## WHAT IS EXPECTED
The data below should be restated word for word, with every picture omitted.
================================
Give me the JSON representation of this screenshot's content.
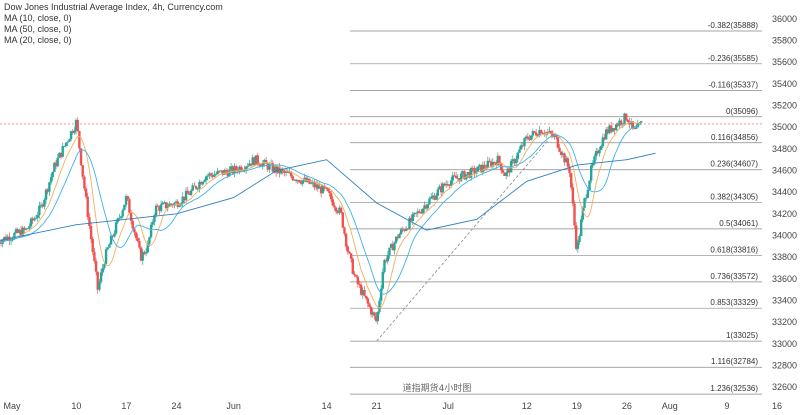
{
  "legend": {
    "title": "Dow Jones Industrial Average Index, 4h, Currency.com",
    "ma10": "MA (10, close, 0)",
    "ma50": "MA (50, close, 0)",
    "ma20": "MA (20, close, 0)"
  },
  "watermark": "道指期货4小时图",
  "colors": {
    "up": "#26a69a",
    "down": "#ef5350",
    "ma10": "#f0b060",
    "ma20": "#3cb4e6",
    "ma50": "#2f7fc0",
    "fib": "#888888",
    "trend": "#888888",
    "priceline": "#ef5350"
  },
  "chart_data": {
    "type": "candlestick",
    "ylim": [
      32500,
      36100
    ],
    "y_ticks": [
      32600,
      32800,
      33000,
      33200,
      33400,
      33600,
      33800,
      34000,
      34200,
      34400,
      34600,
      34800,
      35000,
      35200,
      35400,
      35600,
      35800,
      36000
    ],
    "x_ticks": [
      "May",
      "10",
      "17",
      "24",
      "Jun",
      "14",
      "21",
      "Jul",
      "12",
      "19",
      "26",
      "Aug",
      "9",
      "16"
    ],
    "current_price": 35030,
    "fibonacci": [
      {
        "label": "-0.382(35888)",
        "value": 35888
      },
      {
        "label": "-0.236(35585)",
        "value": 35585
      },
      {
        "label": "-0.116(35337)",
        "value": 35337
      },
      {
        "label": "0(35096)",
        "value": 35096
      },
      {
        "label": "0.116(34856)",
        "value": 34856
      },
      {
        "label": "0.236(34607)",
        "value": 34607
      },
      {
        "label": "0.382(34305)",
        "value": 34305
      },
      {
        "label": "0.5(34061)",
        "value": 34061
      },
      {
        "label": "0.618(33816)",
        "value": 33816
      },
      {
        "label": "0.736(33572)",
        "value": 33572
      },
      {
        "label": "0.853(33329)",
        "value": 33329
      },
      {
        "label": "1(33025)",
        "value": 33025
      },
      {
        "label": "1.116(32784)",
        "value": 32784
      },
      {
        "label": "1.236(32536)",
        "value": 32536
      }
    ],
    "trendline": {
      "from": {
        "date": "Jun 21",
        "value": 33025
      },
      "to": {
        "date": "Jul 15",
        "value": 34880
      }
    },
    "price_path": [
      {
        "date": "Apr 30",
        "value": 33950
      },
      {
        "date": "May 3",
        "value": 34050
      },
      {
        "date": "May 5",
        "value": 34250
      },
      {
        "date": "May 7",
        "value": 34650
      },
      {
        "date": "May 10",
        "value": 35050
      },
      {
        "date": "May 11",
        "value": 34500
      },
      {
        "date": "May 12",
        "value": 34000
      },
      {
        "date": "May 13",
        "value": 33500
      },
      {
        "date": "May 14",
        "value": 33800
      },
      {
        "date": "May 17",
        "value": 34350
      },
      {
        "date": "May 19",
        "value": 33800
      },
      {
        "date": "May 20",
        "value": 33900
      },
      {
        "date": "May 21",
        "value": 34250
      },
      {
        "date": "May 24",
        "value": 34300
      },
      {
        "date": "May 26",
        "value": 34400
      },
      {
        "date": "May 28",
        "value": 34550
      },
      {
        "date": "Jun 1",
        "value": 34600
      },
      {
        "date": "Jun 4",
        "value": 34700
      },
      {
        "date": "Jun 7",
        "value": 34600
      },
      {
        "date": "Jun 9",
        "value": 34550
      },
      {
        "date": "Jun 11",
        "value": 34500
      },
      {
        "date": "Jun 14",
        "value": 34400
      },
      {
        "date": "Jun 16",
        "value": 34200
      },
      {
        "date": "Jun 17",
        "value": 33850
      },
      {
        "date": "Jun 18",
        "value": 33600
      },
      {
        "date": "Jun 21",
        "value": 33200
      },
      {
        "date": "Jun 22",
        "value": 33750
      },
      {
        "date": "Jun 24",
        "value": 34000
      },
      {
        "date": "Jun 28",
        "value": 34300
      },
      {
        "date": "Jul 1",
        "value": 34500
      },
      {
        "date": "Jul 5",
        "value": 34600
      },
      {
        "date": "Jul 8",
        "value": 34700
      },
      {
        "date": "Jul 9",
        "value": 34550
      },
      {
        "date": "Jul 12",
        "value": 34900
      },
      {
        "date": "Jul 14",
        "value": 34980
      },
      {
        "date": "Jul 16",
        "value": 34900
      },
      {
        "date": "Jul 18",
        "value": 34600
      },
      {
        "date": "Jul 19",
        "value": 33850
      },
      {
        "date": "Jul 20",
        "value": 34300
      },
      {
        "date": "Jul 21",
        "value": 34600
      },
      {
        "date": "Jul 22",
        "value": 34800
      },
      {
        "date": "Jul 23",
        "value": 34950
      },
      {
        "date": "Jul 26",
        "value": 35100
      },
      {
        "date": "Jul 27",
        "value": 34950
      },
      {
        "date": "Jul 28",
        "value": 35030
      }
    ],
    "ma50_path": [
      {
        "date": "Apr 30",
        "value": 33950
      },
      {
        "date": "May 10",
        "value": 34100
      },
      {
        "date": "May 17",
        "value": 34150
      },
      {
        "date": "May 24",
        "value": 34200
      },
      {
        "date": "Jun 1",
        "value": 34350
      },
      {
        "date": "Jun 7",
        "value": 34600
      },
      {
        "date": "Jun 14",
        "value": 34700
      },
      {
        "date": "Jun 21",
        "value": 34300
      },
      {
        "date": "Jun 28",
        "value": 34050
      },
      {
        "date": "Jul 5",
        "value": 34150
      },
      {
        "date": "Jul 12",
        "value": 34500
      },
      {
        "date": "Jul 19",
        "value": 34650
      },
      {
        "date": "Jul 26",
        "value": 34700
      },
      {
        "date": "Jul 30",
        "value": 34760
      }
    ]
  }
}
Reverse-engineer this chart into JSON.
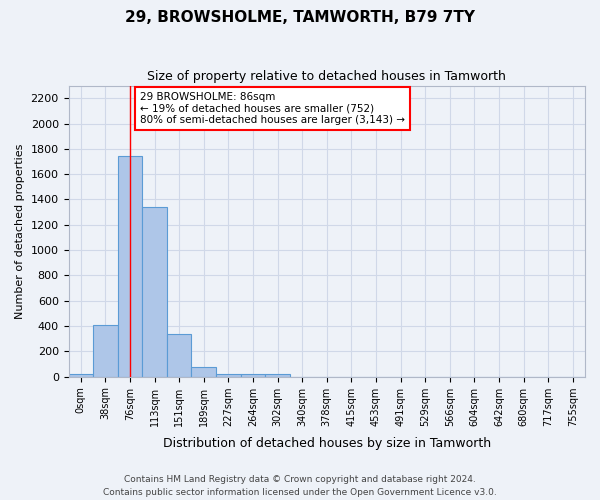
{
  "title": "29, BROWSHOLME, TAMWORTH, B79 7TY",
  "subtitle": "Size of property relative to detached houses in Tamworth",
  "xlabel": "Distribution of detached houses by size in Tamworth",
  "ylabel": "Number of detached properties",
  "footer_line1": "Contains HM Land Registry data © Crown copyright and database right 2024.",
  "footer_line2": "Contains public sector information licensed under the Open Government Licence v3.0.",
  "bin_labels": [
    "0sqm",
    "38sqm",
    "76sqm",
    "113sqm",
    "151sqm",
    "189sqm",
    "227sqm",
    "264sqm",
    "302sqm",
    "340sqm",
    "378sqm",
    "415sqm",
    "453sqm",
    "491sqm",
    "529sqm",
    "566sqm",
    "604sqm",
    "642sqm",
    "680sqm",
    "717sqm",
    "755sqm"
  ],
  "bar_heights": [
    20,
    410,
    1740,
    1340,
    340,
    80,
    25,
    20,
    20,
    0,
    0,
    0,
    0,
    0,
    0,
    0,
    0,
    0,
    0,
    0,
    0
  ],
  "bar_color": "#aec6e8",
  "bar_edge_color": "#5b9bd5",
  "ylim": [
    0,
    2300
  ],
  "yticks": [
    0,
    200,
    400,
    600,
    800,
    1000,
    1200,
    1400,
    1600,
    1800,
    2000,
    2200
  ],
  "red_line_bin_index": 2,
  "annotation_text": "29 BROWSHOLME: 86sqm\n← 19% of detached houses are smaller (752)\n80% of semi-detached houses are larger (3,143) →",
  "annotation_box_color": "white",
  "annotation_box_edge_color": "red",
  "grid_color": "#d0d8e8",
  "background_color": "#eef2f8"
}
================================
## ANSWER TO THE TASK
Give me the JSON representation of this screenshot's content.
{
  "legend": {
    "title": "Dow Jones Industrial Average Index, 4h, Currency.com",
    "ma10": "MA (10, close, 0)",
    "ma50": "MA (50, close, 0)",
    "ma20": "MA (20, close, 0)"
  },
  "watermark": "道指期货4小时图",
  "colors": {
    "up": "#26a69a",
    "down": "#ef5350",
    "ma10": "#f0b060",
    "ma20": "#3cb4e6",
    "ma50": "#2f7fc0",
    "fib": "#888888",
    "trend": "#888888",
    "priceline": "#ef5350"
  },
  "chart_data": {
    "type": "candlestick",
    "ylim": [
      32500,
      36100
    ],
    "y_ticks": [
      32600,
      32800,
      33000,
      33200,
      33400,
      33600,
      33800,
      34000,
      34200,
      34400,
      34600,
      34800,
      35000,
      35200,
      35400,
      35600,
      35800,
      36000
    ],
    "x_ticks": [
      "May",
      "10",
      "17",
      "24",
      "Jun",
      "14",
      "21",
      "Jul",
      "12",
      "19",
      "26",
      "Aug",
      "9",
      "16"
    ],
    "current_price": 35030,
    "fibonacci": [
      {
        "label": "-0.382(35888)",
        "value": 35888
      },
      {
        "label": "-0.236(35585)",
        "value": 35585
      },
      {
        "label": "-0.116(35337)",
        "value": 35337
      },
      {
        "label": "0(35096)",
        "value": 35096
      },
      {
        "label": "0.116(34856)",
        "value": 34856
      },
      {
        "label": "0.236(34607)",
        "value": 34607
      },
      {
        "label": "0.382(34305)",
        "value": 34305
      },
      {
        "label": "0.5(34061)",
        "value": 34061
      },
      {
        "label": "0.618(33816)",
        "value": 33816
      },
      {
        "label": "0.736(33572)",
        "value": 33572
      },
      {
        "label": "0.853(33329)",
        "value": 33329
      },
      {
        "label": "1(33025)",
        "value": 33025
      },
      {
        "label": "1.116(32784)",
        "value": 32784
      },
      {
        "label": "1.236(32536)",
        "value": 32536
      }
    ],
    "trendline": {
      "from": {
        "date": "Jun 21",
        "value": 33025
      },
      "to": {
        "date": "Jul 15",
        "value": 34880
      }
    },
    "price_path": [
      {
        "date": "Apr 30",
        "value": 33950
      },
      {
        "date": "May 3",
        "value": 34050
      },
      {
        "date": "May 5",
        "value": 34250
      },
      {
        "date": "May 7",
        "value": 34650
      },
      {
        "date": "May 10",
        "value": 35050
      },
      {
        "date": "May 11",
        "value": 34500
      },
      {
        "date": "May 12",
        "value": 34000
      },
      {
        "date": "May 13",
        "value": 33500
      },
      {
        "date": "May 14",
        "value": 33800
      },
      {
        "date": "May 17",
        "value": 34350
      },
      {
        "date": "May 19",
        "value": 33800
      },
      {
        "date": "May 20",
        "value": 33900
      },
      {
        "date": "May 21",
        "value": 34250
      },
      {
        "date": "May 24",
        "value": 34300
      },
      {
        "date": "May 26",
        "value": 34400
      },
      {
        "date": "May 28",
        "value": 34550
      },
      {
        "date": "Jun 1",
        "value": 34600
      },
      {
        "date": "Jun 4",
        "value": 34700
      },
      {
        "date": "Jun 7",
        "value": 34600
      },
      {
        "date": "Jun 9",
        "value": 34550
      },
      {
        "date": "Jun 11",
        "value": 34500
      },
      {
        "date": "Jun 14",
        "value": 34400
      },
      {
        "date": "Jun 16",
        "value": 34200
      },
      {
        "date": "Jun 17",
        "value": 33850
      },
      {
        "date": "Jun 18",
        "value": 33600
      },
      {
        "date": "Jun 21",
        "value": 33200
      },
      {
        "date": "Jun 22",
        "value": 33750
      },
      {
        "date": "Jun 24",
        "value": 34000
      },
      {
        "date": "Jun 28",
        "value": 34300
      },
      {
        "date": "Jul 1",
        "value": 34500
      },
      {
        "date": "Jul 5",
        "value": 34600
      },
      {
        "date": "Jul 8",
        "value": 34700
      },
      {
        "date": "Jul 9",
        "value": 34550
      },
      {
        "date": "Jul 12",
        "value": 34900
      },
      {
        "date": "Jul 14",
        "value": 34980
      },
      {
        "date": "Jul 16",
        "value": 34900
      },
      {
        "date": "Jul 18",
        "value": 34600
      },
      {
        "date": "Jul 19",
        "value": 33850
      },
      {
        "date": "Jul 20",
        "value": 34300
      },
      {
        "date": "Jul 21",
        "value": 34600
      },
      {
        "date": "Jul 22",
        "value": 34800
      },
      {
        "date": "Jul 23",
        "value": 34950
      },
      {
        "date": "Jul 26",
        "value": 35100
      },
      {
        "date": "Jul 27",
        "value": 34950
      },
      {
        "date": "Jul 28",
        "value": 35030
      }
    ],
    "ma50_path": [
      {
        "date": "Apr 30",
        "value": 33950
      },
      {
        "date": "May 10",
        "value": 34100
      },
      {
        "date": "May 17",
        "value": 34150
      },
      {
        "date": "May 24",
        "value": 34200
      },
      {
        "date": "Jun 1",
        "value": 34350
      },
      {
        "date": "Jun 7",
        "value": 34600
      },
      {
        "date": "Jun 14",
        "value": 34700
      },
      {
        "date": "Jun 21",
        "value": 34300
      },
      {
        "date": "Jun 28",
        "value": 34050
      },
      {
        "date": "Jul 5",
        "value": 34150
      },
      {
        "date": "Jul 12",
        "value": 34500
      },
      {
        "date": "Jul 19",
        "value": 34650
      },
      {
        "date": "Jul 26",
        "value": 34700
      },
      {
        "date": "Jul 30",
        "value": 34760
      }
    ]
  }
}
Reverse-engineer this chart into JSON.
{
  "title": "29, BROWSHOLME, TAMWORTH, B79 7TY",
  "subtitle": "Size of property relative to detached houses in Tamworth",
  "xlabel": "Distribution of detached houses by size in Tamworth",
  "ylabel": "Number of detached properties",
  "footer_line1": "Contains HM Land Registry data © Crown copyright and database right 2024.",
  "footer_line2": "Contains public sector information licensed under the Open Government Licence v3.0.",
  "bin_labels": [
    "0sqm",
    "38sqm",
    "76sqm",
    "113sqm",
    "151sqm",
    "189sqm",
    "227sqm",
    "264sqm",
    "302sqm",
    "340sqm",
    "378sqm",
    "415sqm",
    "453sqm",
    "491sqm",
    "529sqm",
    "566sqm",
    "604sqm",
    "642sqm",
    "680sqm",
    "717sqm",
    "755sqm"
  ],
  "bar_heights": [
    20,
    410,
    1740,
    1340,
    340,
    80,
    25,
    20,
    20,
    0,
    0,
    0,
    0,
    0,
    0,
    0,
    0,
    0,
    0,
    0,
    0
  ],
  "bar_color": "#aec6e8",
  "bar_edge_color": "#5b9bd5",
  "ylim": [
    0,
    2300
  ],
  "yticks": [
    0,
    200,
    400,
    600,
    800,
    1000,
    1200,
    1400,
    1600,
    1800,
    2000,
    2200
  ],
  "red_line_bin_index": 2,
  "annotation_text": "29 BROWSHOLME: 86sqm\n← 19% of detached houses are smaller (752)\n80% of semi-detached houses are larger (3,143) →",
  "annotation_box_color": "white",
  "annotation_box_edge_color": "red",
  "grid_color": "#d0d8e8",
  "background_color": "#eef2f8"
}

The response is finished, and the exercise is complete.